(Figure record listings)
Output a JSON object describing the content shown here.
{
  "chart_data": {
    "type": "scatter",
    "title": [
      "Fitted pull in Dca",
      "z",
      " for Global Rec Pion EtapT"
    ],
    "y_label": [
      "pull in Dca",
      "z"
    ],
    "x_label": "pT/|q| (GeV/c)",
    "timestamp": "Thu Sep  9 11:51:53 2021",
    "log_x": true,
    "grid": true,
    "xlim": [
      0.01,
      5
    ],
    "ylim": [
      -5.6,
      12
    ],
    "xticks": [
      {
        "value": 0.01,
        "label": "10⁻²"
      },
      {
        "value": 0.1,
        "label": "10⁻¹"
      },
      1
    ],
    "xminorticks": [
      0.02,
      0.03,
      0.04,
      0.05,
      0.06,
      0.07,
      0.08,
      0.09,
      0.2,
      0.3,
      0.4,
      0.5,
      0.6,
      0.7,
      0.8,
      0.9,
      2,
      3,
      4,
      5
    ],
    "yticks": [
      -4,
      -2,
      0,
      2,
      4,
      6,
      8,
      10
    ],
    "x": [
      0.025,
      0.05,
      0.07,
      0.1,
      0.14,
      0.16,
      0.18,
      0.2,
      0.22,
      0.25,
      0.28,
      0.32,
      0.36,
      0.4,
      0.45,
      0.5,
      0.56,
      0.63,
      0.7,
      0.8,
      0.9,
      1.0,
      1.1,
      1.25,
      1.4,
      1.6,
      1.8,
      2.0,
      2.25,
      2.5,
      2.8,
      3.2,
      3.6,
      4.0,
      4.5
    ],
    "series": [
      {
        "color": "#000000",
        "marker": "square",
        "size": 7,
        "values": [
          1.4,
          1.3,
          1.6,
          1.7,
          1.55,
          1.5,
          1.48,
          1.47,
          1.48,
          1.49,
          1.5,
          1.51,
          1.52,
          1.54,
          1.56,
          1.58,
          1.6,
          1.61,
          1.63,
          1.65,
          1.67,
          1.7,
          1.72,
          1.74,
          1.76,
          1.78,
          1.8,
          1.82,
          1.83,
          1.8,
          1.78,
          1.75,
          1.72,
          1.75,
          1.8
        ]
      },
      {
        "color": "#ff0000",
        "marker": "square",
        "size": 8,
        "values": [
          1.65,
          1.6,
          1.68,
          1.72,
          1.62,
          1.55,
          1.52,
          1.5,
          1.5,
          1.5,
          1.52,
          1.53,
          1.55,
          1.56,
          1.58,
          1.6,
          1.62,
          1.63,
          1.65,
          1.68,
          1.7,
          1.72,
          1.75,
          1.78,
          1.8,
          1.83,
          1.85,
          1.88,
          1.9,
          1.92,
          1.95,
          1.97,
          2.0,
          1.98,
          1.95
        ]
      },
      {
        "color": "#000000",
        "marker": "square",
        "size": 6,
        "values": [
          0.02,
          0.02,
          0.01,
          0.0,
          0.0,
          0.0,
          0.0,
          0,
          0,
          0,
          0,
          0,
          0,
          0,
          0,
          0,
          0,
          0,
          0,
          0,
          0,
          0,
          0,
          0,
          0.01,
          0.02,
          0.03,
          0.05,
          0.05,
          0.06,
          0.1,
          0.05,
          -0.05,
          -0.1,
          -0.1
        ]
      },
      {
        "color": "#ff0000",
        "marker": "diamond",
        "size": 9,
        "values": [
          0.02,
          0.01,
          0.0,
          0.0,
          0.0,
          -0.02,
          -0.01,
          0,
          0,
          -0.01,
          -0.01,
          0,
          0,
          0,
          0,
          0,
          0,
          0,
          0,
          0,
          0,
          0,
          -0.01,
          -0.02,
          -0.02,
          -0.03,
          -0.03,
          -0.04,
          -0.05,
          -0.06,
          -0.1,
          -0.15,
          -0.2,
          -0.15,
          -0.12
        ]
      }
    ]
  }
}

● PROBLEM DETAILS
Repeat the data in its entirety, character for character.

● RESPONSE
Output a JSON object describing the content shown here.
{
  "chart_data": {
    "type": "scatter",
    "title": [
      "Fitted pull in Dca",
      "z",
      " for Global Rec Pion EtapT"
    ],
    "y_label": [
      "pull in Dca",
      "z"
    ],
    "x_label": "pT/|q| (GeV/c)",
    "timestamp": "Thu Sep  9 11:51:53 2021",
    "log_x": true,
    "grid": true,
    "xlim": [
      0.01,
      5
    ],
    "ylim": [
      -5.6,
      12
    ],
    "xticks": [
      {
        "value": 0.01,
        "label": "10⁻²"
      },
      {
        "value": 0.1,
        "label": "10⁻¹"
      },
      1
    ],
    "xminorticks": [
      0.02,
      0.03,
      0.04,
      0.05,
      0.06,
      0.07,
      0.08,
      0.09,
      0.2,
      0.3,
      0.4,
      0.5,
      0.6,
      0.7,
      0.8,
      0.9,
      2,
      3,
      4,
      5
    ],
    "yticks": [
      -4,
      -2,
      0,
      2,
      4,
      6,
      8,
      10
    ],
    "x": [
      0.025,
      0.05,
      0.07,
      0.1,
      0.14,
      0.16,
      0.18,
      0.2,
      0.22,
      0.25,
      0.28,
      0.32,
      0.36,
      0.4,
      0.45,
      0.5,
      0.56,
      0.63,
      0.7,
      0.8,
      0.9,
      1.0,
      1.1,
      1.25,
      1.4,
      1.6,
      1.8,
      2.0,
      2.25,
      2.5,
      2.8,
      3.2,
      3.6,
      4.0,
      4.5
    ],
    "series": [
      {
        "color": "#000000",
        "marker": "square",
        "size": 7,
        "values": [
          1.4,
          1.3,
          1.6,
          1.7,
          1.55,
          1.5,
          1.48,
          1.47,
          1.48,
          1.49,
          1.5,
          1.51,
          1.52,
          1.54,
          1.56,
          1.58,
          1.6,
          1.61,
          1.63,
          1.65,
          1.67,
          1.7,
          1.72,
          1.74,
          1.76,
          1.78,
          1.8,
          1.82,
          1.83,
          1.8,
          1.78,
          1.75,
          1.72,
          1.75,
          1.8
        ]
      },
      {
        "color": "#ff0000",
        "marker": "square",
        "size": 8,
        "values": [
          1.65,
          1.6,
          1.68,
          1.72,
          1.62,
          1.55,
          1.52,
          1.5,
          1.5,
          1.5,
          1.52,
          1.53,
          1.55,
          1.56,
          1.58,
          1.6,
          1.62,
          1.63,
          1.65,
          1.68,
          1.7,
          1.72,
          1.75,
          1.78,
          1.8,
          1.83,
          1.85,
          1.88,
          1.9,
          1.92,
          1.95,
          1.97,
          2.0,
          1.98,
          1.95
        ]
      },
      {
        "color": "#000000",
        "marker": "square",
        "size": 6,
        "values": [
          0.02,
          0.02,
          0.01,
          0.0,
          0.0,
          0.0,
          0.0,
          0,
          0,
          0,
          0,
          0,
          0,
          0,
          0,
          0,
          0,
          0,
          0,
          0,
          0,
          0,
          0,
          0,
          0.01,
          0.02,
          0.03,
          0.05,
          0.05,
          0.06,
          0.1,
          0.05,
          -0.05,
          -0.1,
          -0.1
        ]
      },
      {
        "color": "#ff0000",
        "marker": "diamond",
        "size": 9,
        "values": [
          0.02,
          0.01,
          0.0,
          0.0,
          0.0,
          -0.02,
          -0.01,
          0,
          0,
          -0.01,
          -0.01,
          0,
          0,
          0,
          0,
          0,
          0,
          0,
          0,
          0,
          0,
          0,
          -0.01,
          -0.02,
          -0.02,
          -0.03,
          -0.03,
          -0.04,
          -0.05,
          -0.06,
          -0.1,
          -0.15,
          -0.2,
          -0.15,
          -0.12
        ]
      }
    ]
  }
}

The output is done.